(Records from a dataset)
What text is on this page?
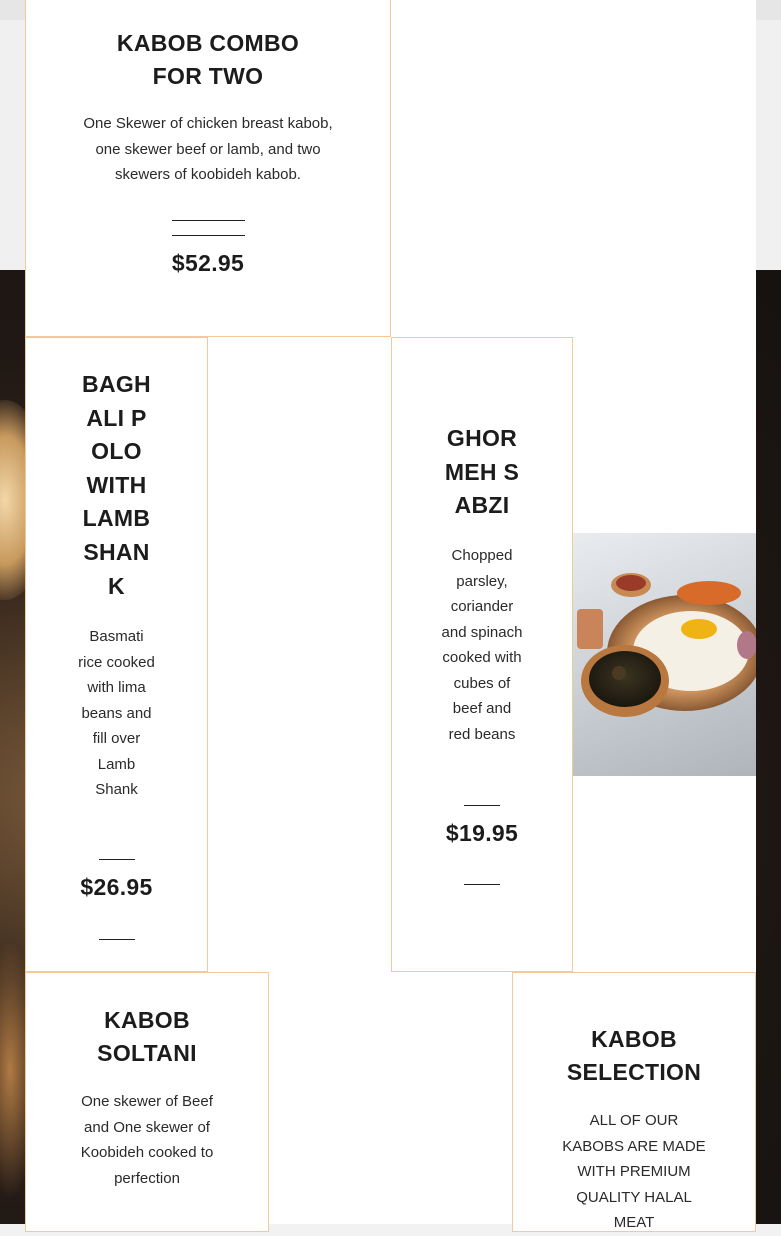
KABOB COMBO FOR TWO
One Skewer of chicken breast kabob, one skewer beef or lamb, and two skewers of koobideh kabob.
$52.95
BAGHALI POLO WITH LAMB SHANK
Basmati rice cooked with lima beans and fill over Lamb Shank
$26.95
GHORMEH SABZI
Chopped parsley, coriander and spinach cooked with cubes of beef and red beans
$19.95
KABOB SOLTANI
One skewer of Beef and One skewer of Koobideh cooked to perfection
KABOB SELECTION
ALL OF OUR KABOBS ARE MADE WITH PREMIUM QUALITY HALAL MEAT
---
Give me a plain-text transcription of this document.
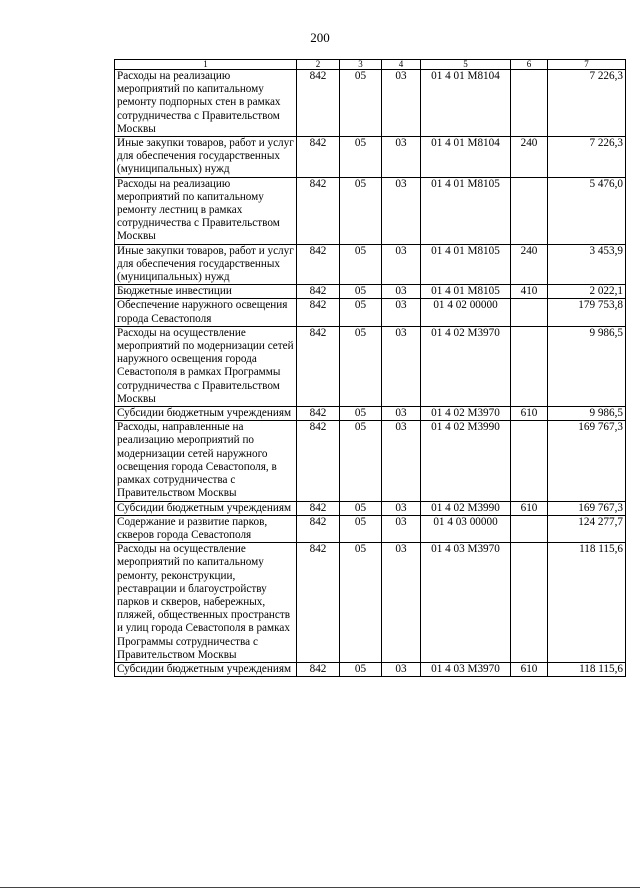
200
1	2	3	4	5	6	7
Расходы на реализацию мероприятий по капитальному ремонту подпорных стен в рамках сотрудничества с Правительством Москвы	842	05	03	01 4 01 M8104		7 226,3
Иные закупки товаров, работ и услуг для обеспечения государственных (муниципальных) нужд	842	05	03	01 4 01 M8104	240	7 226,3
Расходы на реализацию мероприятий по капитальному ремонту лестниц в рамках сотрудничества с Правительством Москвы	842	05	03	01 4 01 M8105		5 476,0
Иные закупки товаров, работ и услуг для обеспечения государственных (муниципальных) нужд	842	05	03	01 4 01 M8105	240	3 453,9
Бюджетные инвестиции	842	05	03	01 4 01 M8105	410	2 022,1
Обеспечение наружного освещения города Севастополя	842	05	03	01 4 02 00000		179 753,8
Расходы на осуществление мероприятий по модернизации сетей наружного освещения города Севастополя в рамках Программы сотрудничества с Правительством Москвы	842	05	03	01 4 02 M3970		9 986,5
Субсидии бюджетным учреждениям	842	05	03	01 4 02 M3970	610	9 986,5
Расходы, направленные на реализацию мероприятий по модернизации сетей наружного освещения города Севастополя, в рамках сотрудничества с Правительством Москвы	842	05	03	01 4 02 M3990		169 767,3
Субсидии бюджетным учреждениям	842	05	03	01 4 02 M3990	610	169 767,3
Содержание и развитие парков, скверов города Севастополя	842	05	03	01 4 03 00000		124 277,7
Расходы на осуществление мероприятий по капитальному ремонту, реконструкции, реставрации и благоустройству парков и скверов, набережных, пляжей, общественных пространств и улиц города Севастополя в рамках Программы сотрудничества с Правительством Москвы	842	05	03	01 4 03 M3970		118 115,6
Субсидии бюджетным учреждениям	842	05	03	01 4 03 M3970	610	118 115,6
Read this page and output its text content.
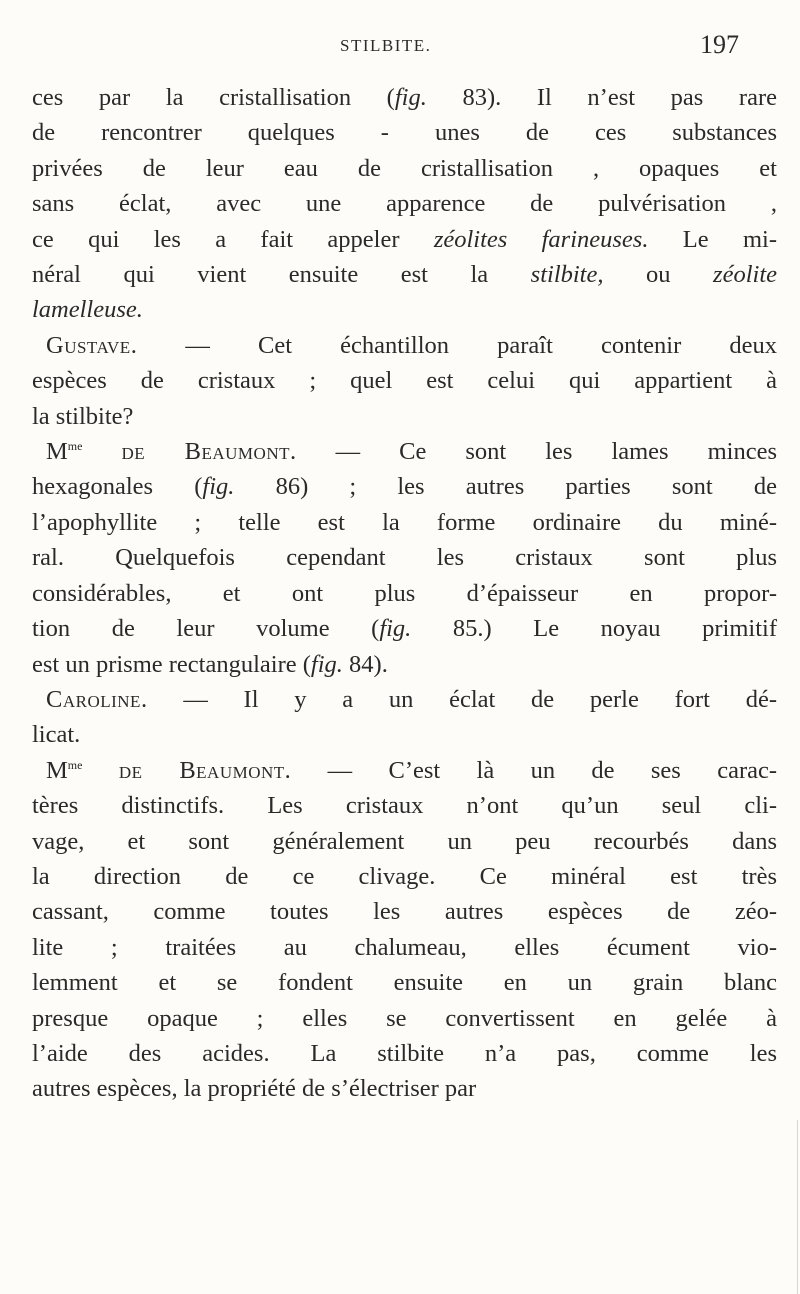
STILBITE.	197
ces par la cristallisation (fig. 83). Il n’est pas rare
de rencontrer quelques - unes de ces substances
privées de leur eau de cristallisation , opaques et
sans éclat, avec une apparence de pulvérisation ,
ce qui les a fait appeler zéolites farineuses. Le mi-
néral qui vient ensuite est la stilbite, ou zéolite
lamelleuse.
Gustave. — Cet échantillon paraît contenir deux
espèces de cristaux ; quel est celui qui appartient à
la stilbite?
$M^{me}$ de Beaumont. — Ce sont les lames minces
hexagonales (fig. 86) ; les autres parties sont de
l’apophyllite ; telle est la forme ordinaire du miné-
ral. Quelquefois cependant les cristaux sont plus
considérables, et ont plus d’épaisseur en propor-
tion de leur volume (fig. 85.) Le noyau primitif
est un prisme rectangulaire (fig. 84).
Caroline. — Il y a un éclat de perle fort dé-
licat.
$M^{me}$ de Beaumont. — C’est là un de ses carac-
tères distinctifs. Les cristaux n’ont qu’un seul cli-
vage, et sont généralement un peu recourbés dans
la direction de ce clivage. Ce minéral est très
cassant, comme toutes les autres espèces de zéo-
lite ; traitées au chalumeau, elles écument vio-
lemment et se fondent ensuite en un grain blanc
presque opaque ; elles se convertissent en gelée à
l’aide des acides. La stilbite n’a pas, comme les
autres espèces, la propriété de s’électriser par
...
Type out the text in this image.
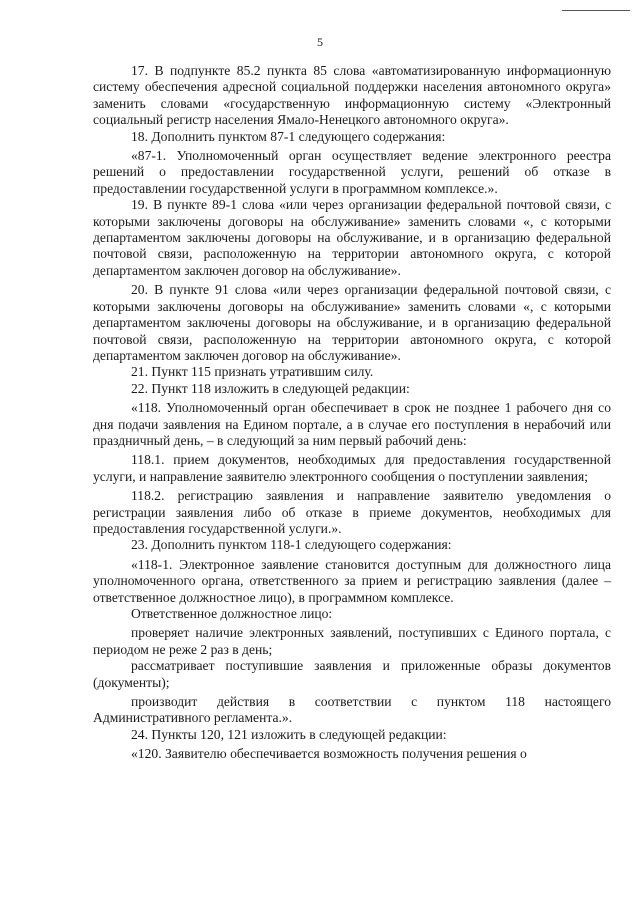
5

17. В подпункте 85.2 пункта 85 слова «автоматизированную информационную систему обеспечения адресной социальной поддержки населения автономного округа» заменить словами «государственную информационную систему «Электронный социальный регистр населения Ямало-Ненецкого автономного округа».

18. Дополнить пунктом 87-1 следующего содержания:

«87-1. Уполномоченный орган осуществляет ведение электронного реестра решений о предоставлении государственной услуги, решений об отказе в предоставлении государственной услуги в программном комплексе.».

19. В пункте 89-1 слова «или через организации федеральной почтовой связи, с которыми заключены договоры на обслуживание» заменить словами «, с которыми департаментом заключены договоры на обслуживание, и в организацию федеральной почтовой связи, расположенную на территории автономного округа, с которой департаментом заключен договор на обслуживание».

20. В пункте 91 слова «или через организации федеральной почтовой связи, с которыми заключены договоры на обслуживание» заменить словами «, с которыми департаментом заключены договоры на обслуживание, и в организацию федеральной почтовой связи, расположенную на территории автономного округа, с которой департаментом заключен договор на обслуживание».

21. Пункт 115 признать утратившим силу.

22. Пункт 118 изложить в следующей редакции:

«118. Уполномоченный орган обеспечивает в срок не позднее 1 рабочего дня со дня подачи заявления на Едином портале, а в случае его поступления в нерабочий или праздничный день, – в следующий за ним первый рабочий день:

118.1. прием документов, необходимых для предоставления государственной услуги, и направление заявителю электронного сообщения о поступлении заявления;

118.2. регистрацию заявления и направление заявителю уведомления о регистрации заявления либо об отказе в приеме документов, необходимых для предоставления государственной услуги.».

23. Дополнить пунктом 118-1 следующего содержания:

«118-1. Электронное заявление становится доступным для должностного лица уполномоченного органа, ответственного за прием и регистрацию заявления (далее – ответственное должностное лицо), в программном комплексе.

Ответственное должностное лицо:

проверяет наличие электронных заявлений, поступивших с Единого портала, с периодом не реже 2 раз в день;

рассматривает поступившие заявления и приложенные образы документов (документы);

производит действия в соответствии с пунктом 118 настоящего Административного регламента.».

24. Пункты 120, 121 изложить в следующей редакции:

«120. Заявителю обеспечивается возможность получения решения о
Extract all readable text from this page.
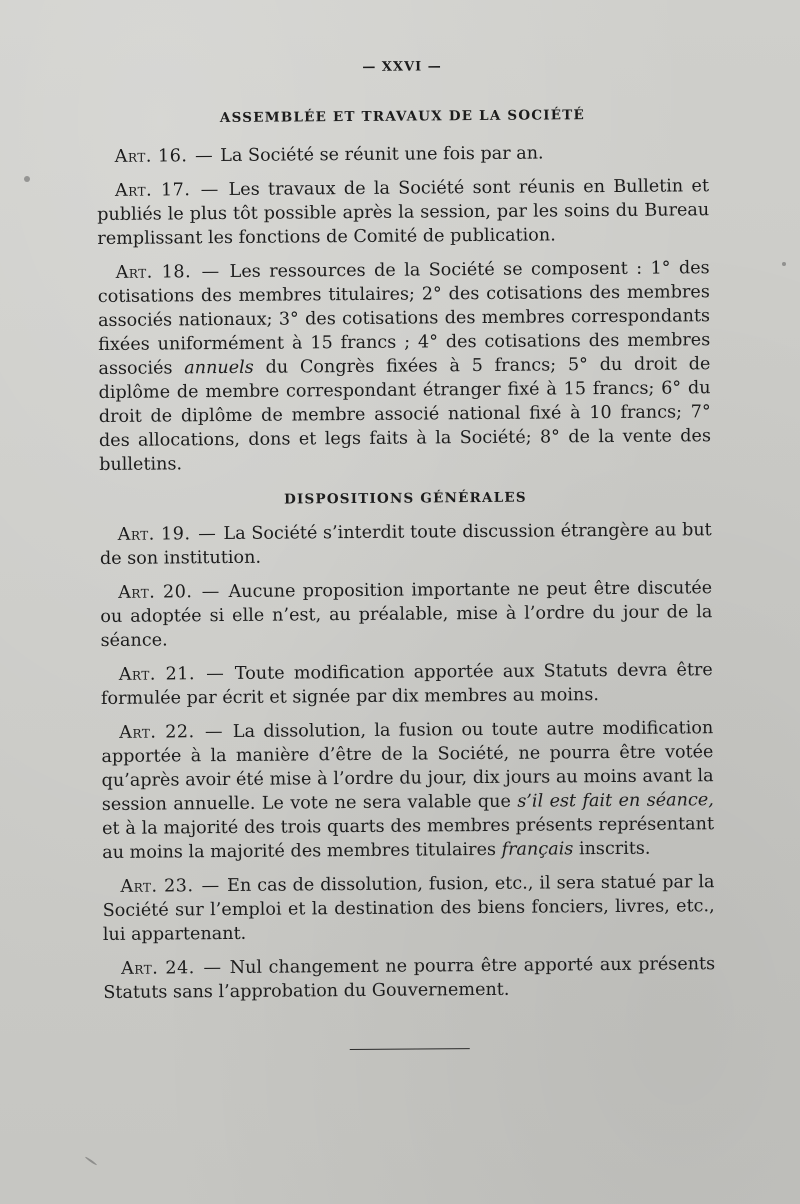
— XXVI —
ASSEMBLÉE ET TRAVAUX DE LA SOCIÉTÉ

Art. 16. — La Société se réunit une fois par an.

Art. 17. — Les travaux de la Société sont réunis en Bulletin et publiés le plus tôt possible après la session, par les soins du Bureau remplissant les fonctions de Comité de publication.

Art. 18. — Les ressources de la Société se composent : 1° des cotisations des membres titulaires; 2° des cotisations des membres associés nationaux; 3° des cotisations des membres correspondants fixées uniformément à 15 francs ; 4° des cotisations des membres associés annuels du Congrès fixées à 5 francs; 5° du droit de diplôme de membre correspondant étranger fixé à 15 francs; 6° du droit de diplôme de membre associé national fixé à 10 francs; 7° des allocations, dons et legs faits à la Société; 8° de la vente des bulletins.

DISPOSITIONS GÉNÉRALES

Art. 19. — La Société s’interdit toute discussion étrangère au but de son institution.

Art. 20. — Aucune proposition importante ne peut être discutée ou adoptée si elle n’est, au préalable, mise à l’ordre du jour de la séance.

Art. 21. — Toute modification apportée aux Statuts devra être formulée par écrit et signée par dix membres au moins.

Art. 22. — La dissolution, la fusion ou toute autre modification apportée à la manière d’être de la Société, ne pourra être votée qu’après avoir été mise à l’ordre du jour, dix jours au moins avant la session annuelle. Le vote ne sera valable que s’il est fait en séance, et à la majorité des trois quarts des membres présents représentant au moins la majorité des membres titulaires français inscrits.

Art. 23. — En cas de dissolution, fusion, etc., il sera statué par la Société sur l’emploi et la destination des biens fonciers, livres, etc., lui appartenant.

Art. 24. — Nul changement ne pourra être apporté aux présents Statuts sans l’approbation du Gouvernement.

◆ WHAT YOU WILL DO
Working from the entries above, return all lines that contain "Statuts".

◆ REPLY TO THE TASK
Art. 21. — Toute modification apportée aux Statuts devra être formulée par écrit et signée par dix membres au moins.
Art. 24. — Nul changement ne pourra être apporté aux présents Statuts sans l’approbation du Gouvernement.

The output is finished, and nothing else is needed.